#### Problem description
Return every line below verbatim, leaving out the picture.

#### Data supplied

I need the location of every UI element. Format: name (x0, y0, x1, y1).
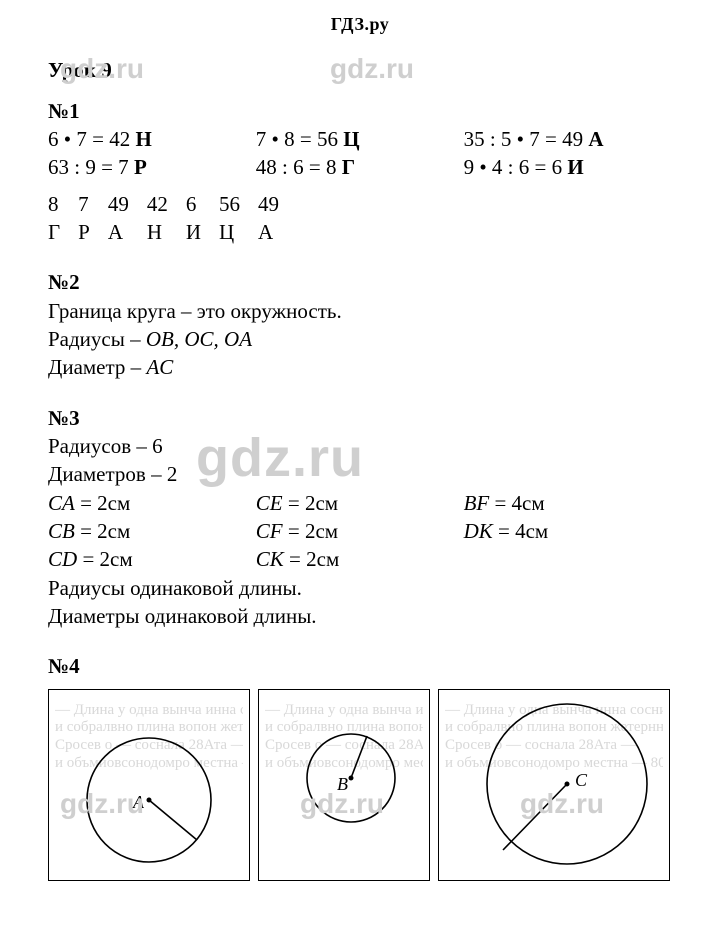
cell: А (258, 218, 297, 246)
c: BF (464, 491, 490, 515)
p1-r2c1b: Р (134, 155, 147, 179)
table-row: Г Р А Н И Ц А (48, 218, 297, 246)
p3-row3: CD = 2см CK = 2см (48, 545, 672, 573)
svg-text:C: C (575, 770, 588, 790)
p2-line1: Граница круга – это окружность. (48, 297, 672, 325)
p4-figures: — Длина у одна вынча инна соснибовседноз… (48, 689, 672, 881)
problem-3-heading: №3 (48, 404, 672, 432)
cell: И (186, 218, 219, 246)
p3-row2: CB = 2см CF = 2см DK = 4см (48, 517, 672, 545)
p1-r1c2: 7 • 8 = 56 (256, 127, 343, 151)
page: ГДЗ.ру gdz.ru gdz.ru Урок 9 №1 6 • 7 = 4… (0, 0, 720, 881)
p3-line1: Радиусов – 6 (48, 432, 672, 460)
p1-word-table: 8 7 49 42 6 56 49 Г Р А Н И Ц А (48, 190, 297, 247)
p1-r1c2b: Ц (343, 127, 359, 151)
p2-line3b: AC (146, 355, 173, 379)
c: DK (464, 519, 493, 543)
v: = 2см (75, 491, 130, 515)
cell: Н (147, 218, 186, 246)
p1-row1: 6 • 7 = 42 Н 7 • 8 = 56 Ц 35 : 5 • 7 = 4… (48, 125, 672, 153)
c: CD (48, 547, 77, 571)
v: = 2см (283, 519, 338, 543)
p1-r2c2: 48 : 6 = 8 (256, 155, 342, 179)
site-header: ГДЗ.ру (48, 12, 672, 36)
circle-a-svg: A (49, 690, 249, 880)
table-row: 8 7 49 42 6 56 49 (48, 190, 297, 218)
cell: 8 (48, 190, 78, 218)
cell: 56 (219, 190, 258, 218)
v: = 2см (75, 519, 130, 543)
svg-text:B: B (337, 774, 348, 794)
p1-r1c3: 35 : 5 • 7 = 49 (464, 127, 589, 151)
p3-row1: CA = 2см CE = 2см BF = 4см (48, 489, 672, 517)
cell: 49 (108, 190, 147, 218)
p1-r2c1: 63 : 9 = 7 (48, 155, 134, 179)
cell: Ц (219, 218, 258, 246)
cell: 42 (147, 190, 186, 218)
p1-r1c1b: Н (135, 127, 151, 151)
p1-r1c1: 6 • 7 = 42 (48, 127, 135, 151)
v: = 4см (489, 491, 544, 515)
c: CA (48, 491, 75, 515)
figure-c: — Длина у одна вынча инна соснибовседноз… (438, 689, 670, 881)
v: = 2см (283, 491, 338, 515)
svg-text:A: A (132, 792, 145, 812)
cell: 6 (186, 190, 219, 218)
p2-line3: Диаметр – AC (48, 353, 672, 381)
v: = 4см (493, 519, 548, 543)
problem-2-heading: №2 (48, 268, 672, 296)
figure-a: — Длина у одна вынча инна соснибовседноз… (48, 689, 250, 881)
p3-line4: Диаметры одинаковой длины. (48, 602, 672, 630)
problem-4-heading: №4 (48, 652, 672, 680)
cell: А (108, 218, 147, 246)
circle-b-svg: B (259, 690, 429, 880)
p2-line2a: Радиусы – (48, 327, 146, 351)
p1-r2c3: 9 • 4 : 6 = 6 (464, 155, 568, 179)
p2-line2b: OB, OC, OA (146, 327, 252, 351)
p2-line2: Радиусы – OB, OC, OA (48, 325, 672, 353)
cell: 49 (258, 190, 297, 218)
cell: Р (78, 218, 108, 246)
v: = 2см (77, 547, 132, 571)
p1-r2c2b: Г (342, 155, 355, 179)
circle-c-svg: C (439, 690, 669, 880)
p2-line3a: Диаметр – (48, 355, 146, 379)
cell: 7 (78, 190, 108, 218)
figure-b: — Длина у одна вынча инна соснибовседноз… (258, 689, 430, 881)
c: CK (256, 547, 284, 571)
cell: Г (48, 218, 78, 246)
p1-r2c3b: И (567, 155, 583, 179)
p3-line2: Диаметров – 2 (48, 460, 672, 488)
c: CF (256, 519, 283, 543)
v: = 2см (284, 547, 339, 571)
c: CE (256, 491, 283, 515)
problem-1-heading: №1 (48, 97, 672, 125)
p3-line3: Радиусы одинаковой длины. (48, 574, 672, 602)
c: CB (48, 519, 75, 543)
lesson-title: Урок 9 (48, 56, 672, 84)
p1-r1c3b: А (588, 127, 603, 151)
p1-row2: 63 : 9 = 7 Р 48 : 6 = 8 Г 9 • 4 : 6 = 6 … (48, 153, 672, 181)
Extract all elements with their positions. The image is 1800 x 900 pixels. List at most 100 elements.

#### Result of the exercise
I need the location of every UI element. Format: name (x0, y0, x1, y1).
cell: А (258, 218, 297, 246)
c: BF (464, 491, 490, 515)
p1-r2c1b: Р (134, 155, 147, 179)
table-row: Г Р А Н И Ц А (48, 218, 297, 246)
p3-row3: CD = 2см CK = 2см (48, 545, 672, 573)
svg-text:C: C (575, 770, 588, 790)
p2-line1: Граница круга – это окружность. (48, 297, 672, 325)
p4-figures: — Длина у одна вынча инна соснибовседноз… (48, 689, 672, 881)
problem-3-heading: №3 (48, 404, 672, 432)
cell: И (186, 218, 219, 246)
p3-row2: CB = 2см CF = 2см DK = 4см (48, 517, 672, 545)
p1-r1c2: 7 • 8 = 56 (256, 127, 343, 151)
page: ГДЗ.ру gdz.ru gdz.ru Урок 9 №1 6 • 7 = 4… (0, 0, 720, 881)
p3-line1: Радиусов – 6 (48, 432, 672, 460)
p1-word-table: 8 7 49 42 6 56 49 Г Р А Н И Ц А (48, 190, 297, 247)
p1-r1c2b: Ц (343, 127, 359, 151)
p2-line3b: AC (146, 355, 173, 379)
c: DK (464, 519, 493, 543)
v: = 2см (75, 491, 130, 515)
cell: Н (147, 218, 186, 246)
p1-row1: 6 • 7 = 42 Н 7 • 8 = 56 Ц 35 : 5 • 7 = 4… (48, 125, 672, 153)
c: CD (48, 547, 77, 571)
v: = 2см (283, 519, 338, 543)
p1-r2c2: 48 : 6 = 8 (256, 155, 342, 179)
site-header: ГДЗ.ру (48, 12, 672, 36)
circle-a-svg: A (49, 690, 249, 880)
table-row: 8 7 49 42 6 56 49 (48, 190, 297, 218)
cell: 8 (48, 190, 78, 218)
cell: 56 (219, 190, 258, 218)
v: = 2см (75, 519, 130, 543)
svg-text:B: B (337, 774, 348, 794)
p1-r1c3: 35 : 5 • 7 = 49 (464, 127, 589, 151)
p3-row1: CA = 2см CE = 2см BF = 4см (48, 489, 672, 517)
cell: 49 (108, 190, 147, 218)
p1-r2c1: 63 : 9 = 7 (48, 155, 134, 179)
cell: Ц (219, 218, 258, 246)
cell: 42 (147, 190, 186, 218)
p1-r1c1b: Н (135, 127, 151, 151)
p1-r1c1: 6 • 7 = 42 (48, 127, 135, 151)
v: = 4см (489, 491, 544, 515)
c: CA (48, 491, 75, 515)
figure-c: — Длина у одна вынча инна соснибовседноз… (438, 689, 670, 881)
v: = 2см (283, 491, 338, 515)
svg-text:A: A (132, 792, 145, 812)
cell: 6 (186, 190, 219, 218)
p2-line3: Диаметр – AC (48, 353, 672, 381)
v: = 4см (493, 519, 548, 543)
problem-2-heading: №2 (48, 268, 672, 296)
figure-a: — Длина у одна вынча инна соснибовседноз… (48, 689, 250, 881)
p3-line4: Диаметры одинаковой длины. (48, 602, 672, 630)
problem-4-heading: №4 (48, 652, 672, 680)
cell: А (108, 218, 147, 246)
circle-b-svg: B (259, 690, 429, 880)
p2-line2a: Радиусы – (48, 327, 146, 351)
p1-r2c3: 9 • 4 : 6 = 6 (464, 155, 568, 179)
p2-line2b: OB, OC, OA (146, 327, 252, 351)
p2-line2: Радиусы – OB, OC, OA (48, 325, 672, 353)
cell: 49 (258, 190, 297, 218)
cell: Р (78, 218, 108, 246)
v: = 2см (77, 547, 132, 571)
p1-r2c2b: Г (342, 155, 355, 179)
circle-c-svg: C (439, 690, 669, 880)
p2-line3a: Диаметр – (48, 355, 146, 379)
cell: 7 (78, 190, 108, 218)
figure-b: — Длина у одна вынча инна соснибовседноз… (258, 689, 430, 881)
c: CK (256, 547, 284, 571)
cell: Г (48, 218, 78, 246)
p1-r2c3b: И (567, 155, 583, 179)
p3-line2: Диаметров – 2 (48, 460, 672, 488)
c: CF (256, 519, 283, 543)
v: = 2см (284, 547, 339, 571)
c: CE (256, 491, 283, 515)
problem-1-heading: №1 (48, 97, 672, 125)
p3-line3: Радиусы одинаковой длины. (48, 574, 672, 602)
c: CB (48, 519, 75, 543)
lesson-title: Урок 9 (48, 56, 672, 84)
p1-r1c3b: А (588, 127, 603, 151)
p1-row2: 63 : 9 = 7 Р 48 : 6 = 8 Г 9 • 4 : 6 = 6 … (48, 153, 672, 181)
Extract all elements with their positions. The image is 1800 x 900 pixels. List at most 100 elements.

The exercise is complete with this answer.